- [Work to be completed]: Copy each line holding the string "School".

- [Input data]:
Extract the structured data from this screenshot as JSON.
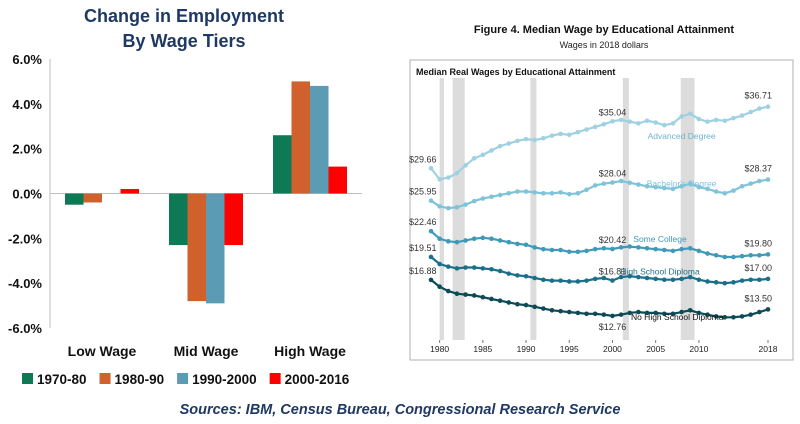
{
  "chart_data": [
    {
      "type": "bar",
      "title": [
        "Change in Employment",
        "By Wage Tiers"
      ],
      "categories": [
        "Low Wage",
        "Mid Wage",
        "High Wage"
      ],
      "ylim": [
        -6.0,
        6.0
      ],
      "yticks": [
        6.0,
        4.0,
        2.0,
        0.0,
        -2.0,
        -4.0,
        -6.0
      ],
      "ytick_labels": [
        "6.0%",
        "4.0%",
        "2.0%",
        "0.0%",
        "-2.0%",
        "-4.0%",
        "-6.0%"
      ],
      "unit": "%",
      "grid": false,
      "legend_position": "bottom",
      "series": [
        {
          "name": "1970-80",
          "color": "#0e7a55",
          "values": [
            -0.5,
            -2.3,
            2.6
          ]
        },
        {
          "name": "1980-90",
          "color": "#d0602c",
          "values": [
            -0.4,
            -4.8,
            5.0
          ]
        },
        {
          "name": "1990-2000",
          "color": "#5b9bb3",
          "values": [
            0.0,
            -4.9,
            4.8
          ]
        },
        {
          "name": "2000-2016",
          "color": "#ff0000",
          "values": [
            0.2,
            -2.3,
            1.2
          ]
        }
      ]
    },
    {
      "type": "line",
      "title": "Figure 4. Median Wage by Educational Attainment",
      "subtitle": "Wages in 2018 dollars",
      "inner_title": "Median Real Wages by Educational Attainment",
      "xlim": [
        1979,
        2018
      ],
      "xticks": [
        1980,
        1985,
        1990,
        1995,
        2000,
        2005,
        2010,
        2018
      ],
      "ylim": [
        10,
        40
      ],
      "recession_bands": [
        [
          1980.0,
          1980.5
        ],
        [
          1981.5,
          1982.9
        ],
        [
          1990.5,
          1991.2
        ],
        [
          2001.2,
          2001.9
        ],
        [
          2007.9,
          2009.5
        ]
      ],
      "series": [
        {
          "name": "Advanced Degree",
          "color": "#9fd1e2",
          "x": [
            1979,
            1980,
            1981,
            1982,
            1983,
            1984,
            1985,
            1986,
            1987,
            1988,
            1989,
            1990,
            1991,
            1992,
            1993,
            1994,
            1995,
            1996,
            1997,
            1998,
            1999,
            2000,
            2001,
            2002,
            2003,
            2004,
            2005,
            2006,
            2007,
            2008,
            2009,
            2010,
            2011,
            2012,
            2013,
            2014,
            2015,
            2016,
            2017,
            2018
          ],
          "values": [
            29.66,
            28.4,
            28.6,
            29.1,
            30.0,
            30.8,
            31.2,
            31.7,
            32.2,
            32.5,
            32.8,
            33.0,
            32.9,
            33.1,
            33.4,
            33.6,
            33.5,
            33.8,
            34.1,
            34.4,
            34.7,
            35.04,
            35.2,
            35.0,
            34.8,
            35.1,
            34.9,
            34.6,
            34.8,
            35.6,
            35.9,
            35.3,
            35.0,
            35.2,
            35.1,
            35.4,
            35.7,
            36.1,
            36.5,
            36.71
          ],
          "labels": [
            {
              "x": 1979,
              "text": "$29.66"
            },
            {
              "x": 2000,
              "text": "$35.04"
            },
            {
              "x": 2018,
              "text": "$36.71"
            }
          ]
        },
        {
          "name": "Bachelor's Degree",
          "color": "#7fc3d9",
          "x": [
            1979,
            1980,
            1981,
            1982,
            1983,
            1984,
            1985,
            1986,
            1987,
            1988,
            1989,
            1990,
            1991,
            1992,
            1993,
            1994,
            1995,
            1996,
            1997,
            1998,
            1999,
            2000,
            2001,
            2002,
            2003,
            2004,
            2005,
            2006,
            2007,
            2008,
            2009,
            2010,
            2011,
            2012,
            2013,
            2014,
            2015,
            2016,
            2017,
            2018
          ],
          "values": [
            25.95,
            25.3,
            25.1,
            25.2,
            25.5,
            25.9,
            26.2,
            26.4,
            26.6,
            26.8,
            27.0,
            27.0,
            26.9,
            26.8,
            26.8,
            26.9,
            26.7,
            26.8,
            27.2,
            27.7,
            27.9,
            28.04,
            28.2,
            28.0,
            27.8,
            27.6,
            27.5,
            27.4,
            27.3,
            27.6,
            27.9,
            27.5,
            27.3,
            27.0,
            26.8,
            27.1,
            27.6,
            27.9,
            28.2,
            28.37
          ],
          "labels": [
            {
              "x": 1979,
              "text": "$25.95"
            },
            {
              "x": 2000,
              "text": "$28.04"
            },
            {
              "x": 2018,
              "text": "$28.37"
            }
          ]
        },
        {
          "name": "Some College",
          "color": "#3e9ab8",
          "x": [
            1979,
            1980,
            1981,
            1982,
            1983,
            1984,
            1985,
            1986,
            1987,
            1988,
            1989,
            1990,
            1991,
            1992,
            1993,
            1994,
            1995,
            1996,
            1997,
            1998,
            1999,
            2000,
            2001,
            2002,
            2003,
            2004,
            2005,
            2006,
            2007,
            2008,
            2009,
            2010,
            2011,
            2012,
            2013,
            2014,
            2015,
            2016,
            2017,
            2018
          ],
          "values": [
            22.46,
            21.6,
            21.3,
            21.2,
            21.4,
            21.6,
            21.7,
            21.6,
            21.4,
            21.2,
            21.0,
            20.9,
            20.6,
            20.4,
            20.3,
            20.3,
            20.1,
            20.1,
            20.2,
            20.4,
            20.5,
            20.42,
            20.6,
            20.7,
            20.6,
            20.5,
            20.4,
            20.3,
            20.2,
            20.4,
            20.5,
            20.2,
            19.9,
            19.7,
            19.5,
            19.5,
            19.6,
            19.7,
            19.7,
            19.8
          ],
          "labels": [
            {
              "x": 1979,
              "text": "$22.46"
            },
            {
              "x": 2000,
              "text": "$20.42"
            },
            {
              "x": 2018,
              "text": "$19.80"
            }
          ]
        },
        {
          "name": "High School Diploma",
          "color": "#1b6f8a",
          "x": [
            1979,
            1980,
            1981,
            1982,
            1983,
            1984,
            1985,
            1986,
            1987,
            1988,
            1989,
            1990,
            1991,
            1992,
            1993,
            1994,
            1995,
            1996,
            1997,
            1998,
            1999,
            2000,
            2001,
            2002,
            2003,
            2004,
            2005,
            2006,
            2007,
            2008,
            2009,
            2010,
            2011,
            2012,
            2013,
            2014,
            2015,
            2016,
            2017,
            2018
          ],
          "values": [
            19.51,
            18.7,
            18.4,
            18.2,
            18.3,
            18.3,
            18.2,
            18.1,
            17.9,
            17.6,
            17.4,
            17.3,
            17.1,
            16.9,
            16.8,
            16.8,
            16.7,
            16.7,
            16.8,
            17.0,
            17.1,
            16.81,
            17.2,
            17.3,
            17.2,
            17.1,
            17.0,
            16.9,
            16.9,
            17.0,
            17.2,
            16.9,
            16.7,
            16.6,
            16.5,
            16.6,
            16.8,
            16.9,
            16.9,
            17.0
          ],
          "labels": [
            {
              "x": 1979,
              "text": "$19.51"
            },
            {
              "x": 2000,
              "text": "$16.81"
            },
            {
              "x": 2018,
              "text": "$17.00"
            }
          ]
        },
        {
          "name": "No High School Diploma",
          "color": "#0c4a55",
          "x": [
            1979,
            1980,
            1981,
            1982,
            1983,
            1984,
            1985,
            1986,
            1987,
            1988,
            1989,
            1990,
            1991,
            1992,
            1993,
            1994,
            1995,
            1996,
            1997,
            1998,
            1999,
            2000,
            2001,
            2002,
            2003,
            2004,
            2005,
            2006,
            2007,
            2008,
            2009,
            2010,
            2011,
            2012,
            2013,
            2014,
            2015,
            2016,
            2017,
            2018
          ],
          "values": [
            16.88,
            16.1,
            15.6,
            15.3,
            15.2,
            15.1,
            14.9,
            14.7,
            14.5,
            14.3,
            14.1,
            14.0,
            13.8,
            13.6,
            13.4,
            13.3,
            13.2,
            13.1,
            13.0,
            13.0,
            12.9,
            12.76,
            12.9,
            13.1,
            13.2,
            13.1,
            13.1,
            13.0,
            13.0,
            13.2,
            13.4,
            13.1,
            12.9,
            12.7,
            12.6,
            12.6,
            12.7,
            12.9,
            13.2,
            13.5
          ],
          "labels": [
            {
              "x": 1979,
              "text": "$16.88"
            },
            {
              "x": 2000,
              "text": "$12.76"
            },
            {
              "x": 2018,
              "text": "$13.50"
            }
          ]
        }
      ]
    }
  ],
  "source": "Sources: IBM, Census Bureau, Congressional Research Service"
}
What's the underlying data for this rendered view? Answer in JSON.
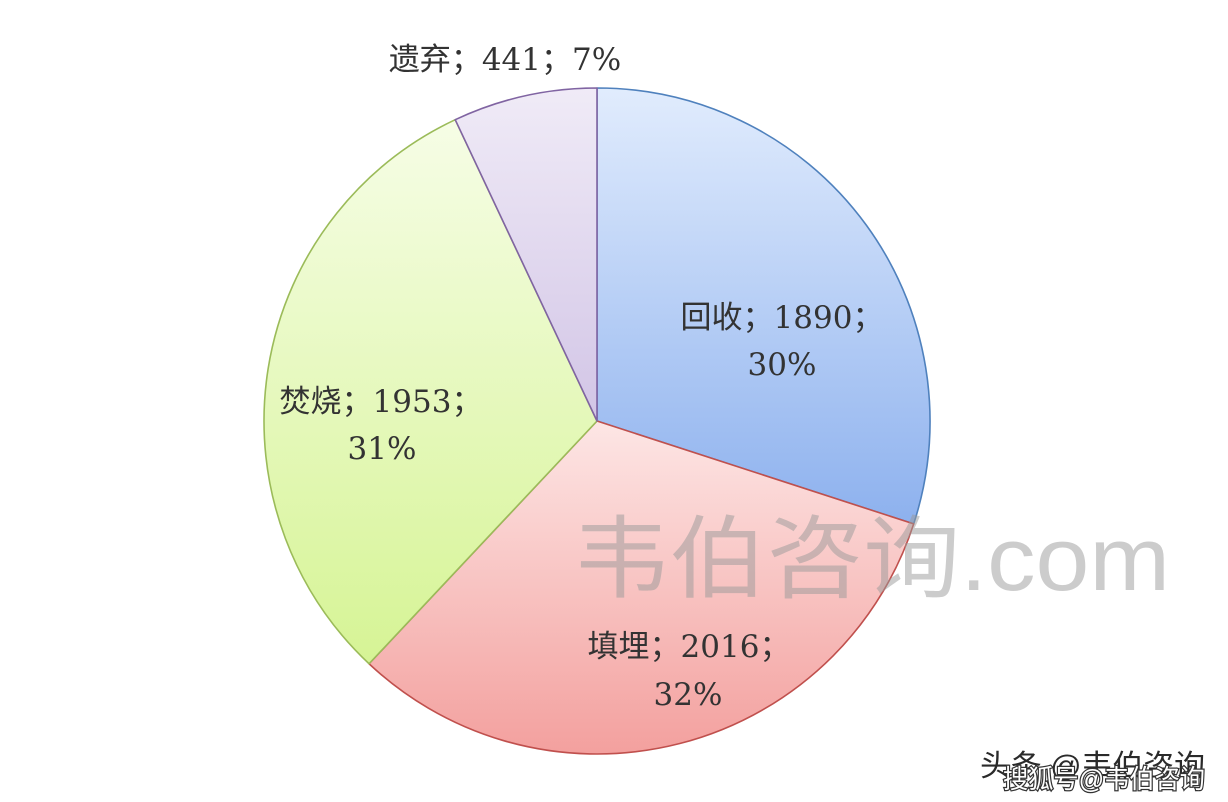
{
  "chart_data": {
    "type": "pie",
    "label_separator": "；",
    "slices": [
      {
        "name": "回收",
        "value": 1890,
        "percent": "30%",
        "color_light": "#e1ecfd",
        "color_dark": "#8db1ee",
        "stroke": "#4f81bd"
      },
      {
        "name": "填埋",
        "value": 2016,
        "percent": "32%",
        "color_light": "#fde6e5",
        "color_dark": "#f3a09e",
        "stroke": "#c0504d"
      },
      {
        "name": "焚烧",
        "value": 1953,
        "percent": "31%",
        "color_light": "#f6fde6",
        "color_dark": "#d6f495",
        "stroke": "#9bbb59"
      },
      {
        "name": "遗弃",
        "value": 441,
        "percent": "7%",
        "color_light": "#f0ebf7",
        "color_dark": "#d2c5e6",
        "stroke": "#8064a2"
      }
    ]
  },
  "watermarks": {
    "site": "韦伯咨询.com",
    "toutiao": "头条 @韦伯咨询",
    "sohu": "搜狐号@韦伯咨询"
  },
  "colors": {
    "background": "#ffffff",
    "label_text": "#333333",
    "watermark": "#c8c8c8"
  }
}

- [Solution to this problem]:
          "name": "High School Diploma",
          "name": "No High School Diploma",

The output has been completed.